• REQUEST
Copy every record word for word.

• EXTRACTED ENTRIES

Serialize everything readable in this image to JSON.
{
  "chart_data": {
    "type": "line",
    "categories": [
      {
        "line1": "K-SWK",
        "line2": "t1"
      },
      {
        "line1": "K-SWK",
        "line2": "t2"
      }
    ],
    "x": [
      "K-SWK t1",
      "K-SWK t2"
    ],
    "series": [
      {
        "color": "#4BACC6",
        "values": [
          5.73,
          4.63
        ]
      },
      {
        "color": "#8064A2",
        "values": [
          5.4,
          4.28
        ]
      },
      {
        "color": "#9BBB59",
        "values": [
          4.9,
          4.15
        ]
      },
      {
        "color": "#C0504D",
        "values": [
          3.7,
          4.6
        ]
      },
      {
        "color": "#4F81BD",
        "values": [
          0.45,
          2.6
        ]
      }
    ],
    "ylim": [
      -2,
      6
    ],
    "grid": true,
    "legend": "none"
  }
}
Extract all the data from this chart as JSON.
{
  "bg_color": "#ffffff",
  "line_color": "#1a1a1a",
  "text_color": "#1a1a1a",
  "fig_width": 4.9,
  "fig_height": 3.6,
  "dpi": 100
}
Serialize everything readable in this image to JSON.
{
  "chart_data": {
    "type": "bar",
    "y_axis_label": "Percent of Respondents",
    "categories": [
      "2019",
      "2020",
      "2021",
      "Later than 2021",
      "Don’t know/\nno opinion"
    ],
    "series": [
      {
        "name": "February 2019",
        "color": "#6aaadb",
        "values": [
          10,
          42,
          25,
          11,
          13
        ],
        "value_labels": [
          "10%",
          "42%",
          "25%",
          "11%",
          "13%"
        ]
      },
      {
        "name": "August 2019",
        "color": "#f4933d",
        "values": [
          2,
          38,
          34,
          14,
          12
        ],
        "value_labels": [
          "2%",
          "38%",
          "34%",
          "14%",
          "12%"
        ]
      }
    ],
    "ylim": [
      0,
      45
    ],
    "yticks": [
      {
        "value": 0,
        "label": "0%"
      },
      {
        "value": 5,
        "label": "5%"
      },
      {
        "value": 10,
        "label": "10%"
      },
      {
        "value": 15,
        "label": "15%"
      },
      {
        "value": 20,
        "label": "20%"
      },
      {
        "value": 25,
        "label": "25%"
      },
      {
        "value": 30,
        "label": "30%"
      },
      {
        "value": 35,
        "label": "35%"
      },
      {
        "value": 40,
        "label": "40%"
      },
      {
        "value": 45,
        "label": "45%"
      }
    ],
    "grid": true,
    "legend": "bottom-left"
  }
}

• THE RESPONSE
Serialize everything readable in this image to JSON.
{
  "chart_data": {
    "type": "line",
    "categories": [
      {
        "line1": "K-SWK",
        "line2": "t1"
      },
      {
        "line1": "K-SWK",
        "line2": "t2"
      }
    ],
    "x": [
      "K-SWK t1",
      "K-SWK t2"
    ],
    "series": [
      {
        "color": "#4BACC6",
        "values": [
          5.73,
          4.63
        ]
      },
      {
        "color": "#8064A2",
        "values": [
          5.4,
          4.28
        ]
      },
      {
        "color": "#9BBB59",
        "values": [
          4.9,
          4.15
        ]
      },
      {
        "color": "#C0504D",
        "values": [
          3.7,
          4.6
        ]
      },
      {
        "color": "#4F81BD",
        "values": [
          0.45,
          2.6
        ]
      }
    ],
    "ylim": [
      -2,
      6
    ],
    "grid": true,
    "legend": "none"
  }
}
Extract all the data from this chart as JSON.
{
  "bg_color": "#ffffff",
  "line_color": "#1a1a1a",
  "text_color": "#1a1a1a",
  "fig_width": 4.9,
  "fig_height": 3.6,
  "dpi": 100
}
Serialize everything readable in this image to JSON.
{
  "chart_data": {
    "type": "bar",
    "y_axis_label": "Percent of Respondents",
    "categories": [
      "2019",
      "2020",
      "2021",
      "Later than 2021",
      "Don’t know/\nno opinion"
    ],
    "series": [
      {
        "name": "February 2019",
        "color": "#6aaadb",
        "values": [
          10,
          42,
          25,
          11,
          13
        ],
        "value_labels": [
          "10%",
          "42%",
          "25%",
          "11%",
          "13%"
        ]
      },
      {
        "name": "August 2019",
        "color": "#f4933d",
        "values": [
          2,
          38,
          34,
          14,
          12
        ],
        "value_labels": [
          "2%",
          "38%",
          "34%",
          "14%",
          "12%"
        ]
      }
    ],
    "ylim": [
      0,
      45
    ],
    "yticks": [
      {
        "value": 0,
        "label": "0%"
      },
      {
        "value": 5,
        "label": "5%"
      },
      {
        "value": 10,
        "label": "10%"
      },
      {
        "value": 15,
        "label": "15%"
      },
      {
        "value": 20,
        "label": "20%"
      },
      {
        "value": 25,
        "label": "25%"
      },
      {
        "value": 30,
        "label": "30%"
      },
      {
        "value": 35,
        "label": "35%"
      },
      {
        "value": 40,
        "label": "40%"
      },
      {
        "value": 45,
        "label": "45%"
      }
    ],
    "grid": true,
    "legend": "bottom-left"
  }
}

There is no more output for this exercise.